> What the task asks
Return the whole listing exactly as it stands.

> Entries
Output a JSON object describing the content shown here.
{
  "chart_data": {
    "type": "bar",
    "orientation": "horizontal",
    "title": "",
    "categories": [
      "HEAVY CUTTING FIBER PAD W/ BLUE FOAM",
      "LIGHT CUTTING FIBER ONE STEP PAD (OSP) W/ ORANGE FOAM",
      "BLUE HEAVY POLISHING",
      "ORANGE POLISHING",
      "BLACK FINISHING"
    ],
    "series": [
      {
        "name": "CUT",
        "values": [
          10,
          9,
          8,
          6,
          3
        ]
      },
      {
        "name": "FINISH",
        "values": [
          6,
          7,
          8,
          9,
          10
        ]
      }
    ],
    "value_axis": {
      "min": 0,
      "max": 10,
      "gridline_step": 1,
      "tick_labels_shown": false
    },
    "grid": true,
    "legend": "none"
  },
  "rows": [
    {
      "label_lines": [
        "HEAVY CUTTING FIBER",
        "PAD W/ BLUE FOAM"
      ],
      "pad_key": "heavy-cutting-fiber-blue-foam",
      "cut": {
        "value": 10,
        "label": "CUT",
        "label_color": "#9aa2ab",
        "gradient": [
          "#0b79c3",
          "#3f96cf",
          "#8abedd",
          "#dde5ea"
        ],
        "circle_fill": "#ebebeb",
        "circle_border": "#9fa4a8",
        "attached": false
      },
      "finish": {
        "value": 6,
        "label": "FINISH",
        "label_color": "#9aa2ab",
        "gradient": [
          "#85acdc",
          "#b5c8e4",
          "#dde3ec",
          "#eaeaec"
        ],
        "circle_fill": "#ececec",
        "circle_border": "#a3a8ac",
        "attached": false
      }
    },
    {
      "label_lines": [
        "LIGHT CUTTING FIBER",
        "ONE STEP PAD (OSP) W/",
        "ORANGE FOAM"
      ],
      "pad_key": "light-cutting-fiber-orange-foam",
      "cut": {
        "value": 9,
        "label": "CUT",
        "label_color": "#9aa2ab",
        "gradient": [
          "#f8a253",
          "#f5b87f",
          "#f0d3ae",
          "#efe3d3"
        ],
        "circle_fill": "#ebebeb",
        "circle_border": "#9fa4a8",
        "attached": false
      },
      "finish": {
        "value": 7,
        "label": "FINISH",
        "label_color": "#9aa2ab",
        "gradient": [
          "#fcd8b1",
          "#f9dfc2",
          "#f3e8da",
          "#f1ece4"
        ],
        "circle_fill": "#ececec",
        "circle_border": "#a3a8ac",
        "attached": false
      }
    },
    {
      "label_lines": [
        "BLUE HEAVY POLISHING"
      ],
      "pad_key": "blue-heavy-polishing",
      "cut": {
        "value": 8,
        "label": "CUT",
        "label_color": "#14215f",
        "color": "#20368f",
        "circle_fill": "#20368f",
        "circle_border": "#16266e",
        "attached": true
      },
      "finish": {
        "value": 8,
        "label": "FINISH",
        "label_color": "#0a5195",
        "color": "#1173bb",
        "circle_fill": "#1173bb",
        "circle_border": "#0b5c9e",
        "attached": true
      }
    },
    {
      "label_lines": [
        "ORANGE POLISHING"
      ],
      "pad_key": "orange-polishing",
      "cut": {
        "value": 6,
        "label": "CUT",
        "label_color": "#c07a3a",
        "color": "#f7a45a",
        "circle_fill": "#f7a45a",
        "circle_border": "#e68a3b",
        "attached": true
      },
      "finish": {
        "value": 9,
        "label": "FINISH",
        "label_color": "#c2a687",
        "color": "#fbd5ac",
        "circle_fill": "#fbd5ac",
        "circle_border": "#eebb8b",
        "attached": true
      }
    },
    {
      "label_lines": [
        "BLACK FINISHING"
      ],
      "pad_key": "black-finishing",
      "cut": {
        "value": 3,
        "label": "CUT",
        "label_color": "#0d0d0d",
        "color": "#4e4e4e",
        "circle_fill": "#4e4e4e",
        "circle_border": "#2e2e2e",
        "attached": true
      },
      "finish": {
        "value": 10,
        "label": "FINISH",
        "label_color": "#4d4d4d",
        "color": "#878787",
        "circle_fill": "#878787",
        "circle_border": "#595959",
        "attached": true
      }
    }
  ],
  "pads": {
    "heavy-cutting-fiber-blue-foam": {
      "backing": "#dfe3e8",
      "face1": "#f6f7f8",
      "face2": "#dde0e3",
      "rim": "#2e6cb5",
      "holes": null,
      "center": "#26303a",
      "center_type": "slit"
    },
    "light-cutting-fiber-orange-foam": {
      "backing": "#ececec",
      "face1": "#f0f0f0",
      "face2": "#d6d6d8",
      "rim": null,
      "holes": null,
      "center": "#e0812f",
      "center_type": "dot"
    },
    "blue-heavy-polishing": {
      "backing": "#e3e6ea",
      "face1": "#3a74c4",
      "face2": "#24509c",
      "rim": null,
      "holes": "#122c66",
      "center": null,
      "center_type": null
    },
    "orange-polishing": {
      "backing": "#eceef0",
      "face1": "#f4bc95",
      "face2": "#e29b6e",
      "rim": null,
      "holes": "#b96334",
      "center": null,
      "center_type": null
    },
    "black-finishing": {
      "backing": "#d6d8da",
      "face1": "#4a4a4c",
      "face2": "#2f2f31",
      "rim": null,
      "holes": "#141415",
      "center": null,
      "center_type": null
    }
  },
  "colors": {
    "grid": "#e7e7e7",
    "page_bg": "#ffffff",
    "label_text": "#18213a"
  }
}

> Task response
Output a JSON object describing the content shown here.
{
  "chart_data": {
    "type": "bar",
    "orientation": "horizontal",
    "title": "",
    "categories": [
      "HEAVY CUTTING FIBER PAD W/ BLUE FOAM",
      "LIGHT CUTTING FIBER ONE STEP PAD (OSP) W/ ORANGE FOAM",
      "BLUE HEAVY POLISHING",
      "ORANGE POLISHING",
      "BLACK FINISHING"
    ],
    "series": [
      {
        "name": "CUT",
        "values": [
          10,
          9,
          8,
          6,
          3
        ]
      },
      {
        "name": "FINISH",
        "values": [
          6,
          7,
          8,
          9,
          10
        ]
      }
    ],
    "value_axis": {
      "min": 0,
      "max": 10,
      "gridline_step": 1,
      "tick_labels_shown": false
    },
    "grid": true,
    "legend": "none"
  },
  "rows": [
    {
      "label_lines": [
        "HEAVY CUTTING FIBER",
        "PAD W/ BLUE FOAM"
      ],
      "pad_key": "heavy-cutting-fiber-blue-foam",
      "cut": {
        "value": 10,
        "label": "CUT",
        "label_color": "#9aa2ab",
        "gradient": [
          "#0b79c3",
          "#3f96cf",
          "#8abedd",
          "#dde5ea"
        ],
        "circle_fill": "#ebebeb",
        "circle_border": "#9fa4a8",
        "attached": false
      },
      "finish": {
        "value": 6,
        "label": "FINISH",
        "label_color": "#9aa2ab",
        "gradient": [
          "#85acdc",
          "#b5c8e4",
          "#dde3ec",
          "#eaeaec"
        ],
        "circle_fill": "#ececec",
        "circle_border": "#a3a8ac",
        "attached": false
      }
    },
    {
      "label_lines": [
        "LIGHT CUTTING FIBER",
        "ONE STEP PAD (OSP) W/",
        "ORANGE FOAM"
      ],
      "pad_key": "light-cutting-fiber-orange-foam",
      "cut": {
        "value": 9,
        "label": "CUT",
        "label_color": "#9aa2ab",
        "gradient": [
          "#f8a253",
          "#f5b87f",
          "#f0d3ae",
          "#efe3d3"
        ],
        "circle_fill": "#ebebeb",
        "circle_border": "#9fa4a8",
        "attached": false
      },
      "finish": {
        "value": 7,
        "label": "FINISH",
        "label_color": "#9aa2ab",
        "gradient": [
          "#fcd8b1",
          "#f9dfc2",
          "#f3e8da",
          "#f1ece4"
        ],
        "circle_fill": "#ececec",
        "circle_border": "#a3a8ac",
        "attached": false
      }
    },
    {
      "label_lines": [
        "BLUE HEAVY POLISHING"
      ],
      "pad_key": "blue-heavy-polishing",
      "cut": {
        "value": 8,
        "label": "CUT",
        "label_color": "#14215f",
        "color": "#20368f",
        "circle_fill": "#20368f",
        "circle_border": "#16266e",
        "attached": true
      },
      "finish": {
        "value": 8,
        "label": "FINISH",
        "label_color": "#0a5195",
        "color": "#1173bb",
        "circle_fill": "#1173bb",
        "circle_border": "#0b5c9e",
        "attached": true
      }
    },
    {
      "label_lines": [
        "ORANGE POLISHING"
      ],
      "pad_key": "orange-polishing",
      "cut": {
        "value": 6,
        "label": "CUT",
        "label_color": "#c07a3a",
        "color": "#f7a45a",
        "circle_fill": "#f7a45a",
        "circle_border": "#e68a3b",
        "attached": true
      },
      "finish": {
        "value": 9,
        "label": "FINISH",
        "label_color": "#c2a687",
        "color": "#fbd5ac",
        "circle_fill": "#fbd5ac",
        "circle_border": "#eebb8b",
        "attached": true
      }
    },
    {
      "label_lines": [
        "BLACK FINISHING"
      ],
      "pad_key": "black-finishing",
      "cut": {
        "value": 3,
        "label": "CUT",
        "label_color": "#0d0d0d",
        "color": "#4e4e4e",
        "circle_fill": "#4e4e4e",
        "circle_border": "#2e2e2e",
        "attached": true
      },
      "finish": {
        "value": 10,
        "label": "FINISH",
        "label_color": "#4d4d4d",
        "color": "#878787",
        "circle_fill": "#878787",
        "circle_border": "#595959",
        "attached": true
      }
    }
  ],
  "pads": {
    "heavy-cutting-fiber-blue-foam": {
      "backing": "#dfe3e8",
      "face1": "#f6f7f8",
      "face2": "#dde0e3",
      "rim": "#2e6cb5",
      "holes": null,
      "center": "#26303a",
      "center_type": "slit"
    },
    "light-cutting-fiber-orange-foam": {
      "backing": "#ececec",
      "face1": "#f0f0f0",
      "face2": "#d6d6d8",
      "rim": null,
      "holes": null,
      "center": "#e0812f",
      "center_type": "dot"
    },
    "blue-heavy-polishing": {
      "backing": "#e3e6ea",
      "face1": "#3a74c4",
      "face2": "#24509c",
      "rim": null,
      "holes": "#122c66",
      "center": null,
      "center_type": null
    },
    "orange-polishing": {
      "backing": "#eceef0",
      "face1": "#f4bc95",
      "face2": "#e29b6e",
      "rim": null,
      "holes": "#b96334",
      "center": null,
      "center_type": null
    },
    "black-finishing": {
      "backing": "#d6d8da",
      "face1": "#4a4a4c",
      "face2": "#2f2f31",
      "rim": null,
      "holes": "#141415",
      "center": null,
      "center_type": null
    }
  },
  "colors": {
    "grid": "#e7e7e7",
    "page_bg": "#ffffff",
    "label_text": "#18213a"
  }
}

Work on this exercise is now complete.